Stored dataset items
-- Begin --

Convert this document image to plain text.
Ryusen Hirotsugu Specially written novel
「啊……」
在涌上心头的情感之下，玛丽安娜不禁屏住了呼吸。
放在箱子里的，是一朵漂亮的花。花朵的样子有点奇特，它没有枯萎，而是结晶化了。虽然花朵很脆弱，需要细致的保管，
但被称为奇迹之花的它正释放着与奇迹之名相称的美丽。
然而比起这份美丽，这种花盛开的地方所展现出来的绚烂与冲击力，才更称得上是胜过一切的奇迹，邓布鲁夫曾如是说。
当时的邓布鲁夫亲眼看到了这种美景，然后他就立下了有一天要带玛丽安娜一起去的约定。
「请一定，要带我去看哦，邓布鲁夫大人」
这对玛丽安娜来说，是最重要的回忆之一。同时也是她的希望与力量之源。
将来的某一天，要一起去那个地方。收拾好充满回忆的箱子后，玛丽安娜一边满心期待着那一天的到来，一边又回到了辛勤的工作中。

-- End --
-- Begin --

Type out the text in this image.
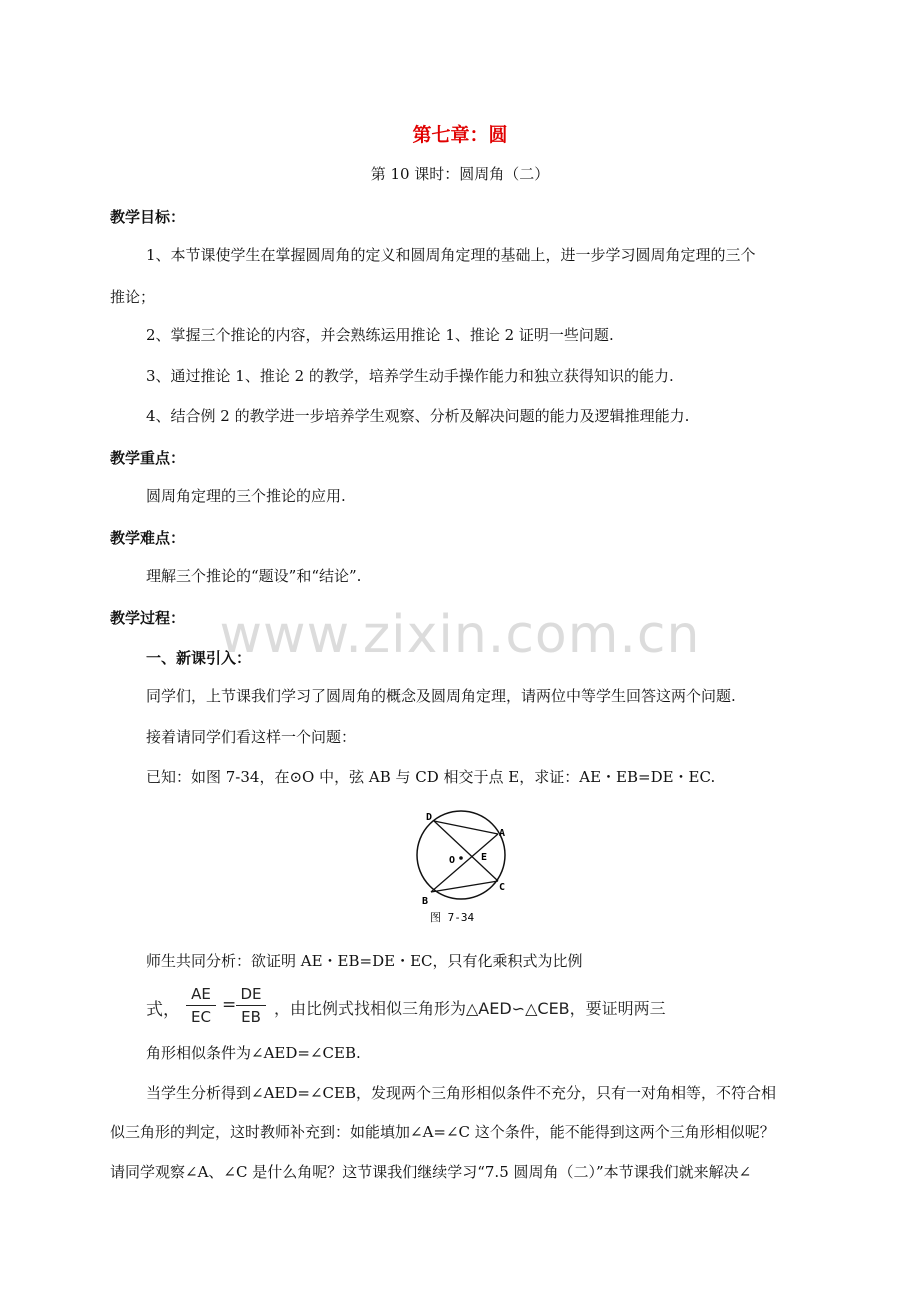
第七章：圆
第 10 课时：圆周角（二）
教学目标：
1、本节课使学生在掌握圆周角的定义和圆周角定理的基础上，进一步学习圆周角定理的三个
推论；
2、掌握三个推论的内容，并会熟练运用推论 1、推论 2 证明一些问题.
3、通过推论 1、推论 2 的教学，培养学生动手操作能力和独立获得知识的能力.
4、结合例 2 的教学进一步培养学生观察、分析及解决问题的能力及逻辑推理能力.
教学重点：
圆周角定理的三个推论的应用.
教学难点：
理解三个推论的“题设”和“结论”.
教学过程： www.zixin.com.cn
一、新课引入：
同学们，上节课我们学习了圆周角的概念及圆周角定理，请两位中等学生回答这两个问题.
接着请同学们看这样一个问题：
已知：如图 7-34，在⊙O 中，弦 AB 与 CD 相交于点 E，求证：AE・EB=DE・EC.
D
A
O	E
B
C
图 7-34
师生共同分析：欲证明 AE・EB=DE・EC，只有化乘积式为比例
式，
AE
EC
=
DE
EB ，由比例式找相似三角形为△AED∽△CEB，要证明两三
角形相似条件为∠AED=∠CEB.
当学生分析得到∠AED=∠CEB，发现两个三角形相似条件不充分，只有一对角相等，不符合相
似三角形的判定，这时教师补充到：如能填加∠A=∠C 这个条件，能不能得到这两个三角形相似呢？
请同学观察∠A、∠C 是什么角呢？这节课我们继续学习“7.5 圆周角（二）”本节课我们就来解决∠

-- End --

(Written task): Collect the lines that hold "this".

(Completed task):
Convert this document image to plain text.
Type out the text in this image.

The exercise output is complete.